Text block:

+--

I noticed some of the rhizomes had started shooting tiny, new roots when I received them last September, so I basically just potted them up and kept them at room temperature for a couple of months. I checked a couple of pots before throwing them outside in the benches in late November, and the roots had grown from a millimeter to a centimeter or so in lenght. T. catesbaei had some living roots when I got them, and the large majority have sprouted this spring, some with flower buds. T. recurvatum had no roots at all, but have also produced some sad looking plants.
Title: Re: Trillium 2010
Post by: Rodger Whitlock on May 21, 2010, 11:02:25 PM
Since 'Snowbunting' is clearly a clonal cultivar (as opposed to a seed strain), all plants derived from the original plant by vegetative propagation qualify for the name even if they predate the assignment of that cultivar name. If someone can demonstrate that 'Flore Pleno' was given  to that clone before 'Snow Bunting' was, then 'Flore Pleno' wins by virtue of priority  but with enough wrinkles lying in wait to drive us all mad.

Wrinkle the first: If first published after a certain date, Latinate cultivar names ('Albiflora', 'Flore Pleno', Pallida', etc) are invalid.

+--

Supplied material:
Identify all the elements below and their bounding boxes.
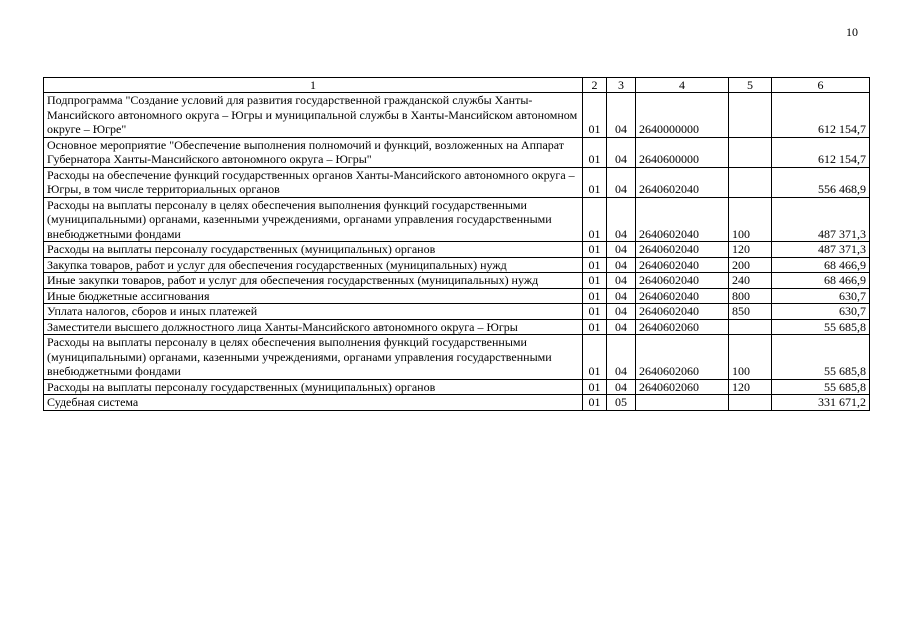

+--

What is expected:
Decide whether each statement below agrees with the Trillium forum text above, answering yes or no and quoting the deciding words from the text. 1. The T. recurvatum rhizomes had living roots when they arrived. 2. The pots were moved outside to the benches in late November. 3. 'Snowbunting' is described as a seed strain.

Exercise solution:
1. No: "T. recurvatum had no roots at all"
2. Yes: "before throwing them outside in the benches in late November"
3. No: "'Snowbunting' is clearly a clonal cultivar (as opposed to a seed strain)"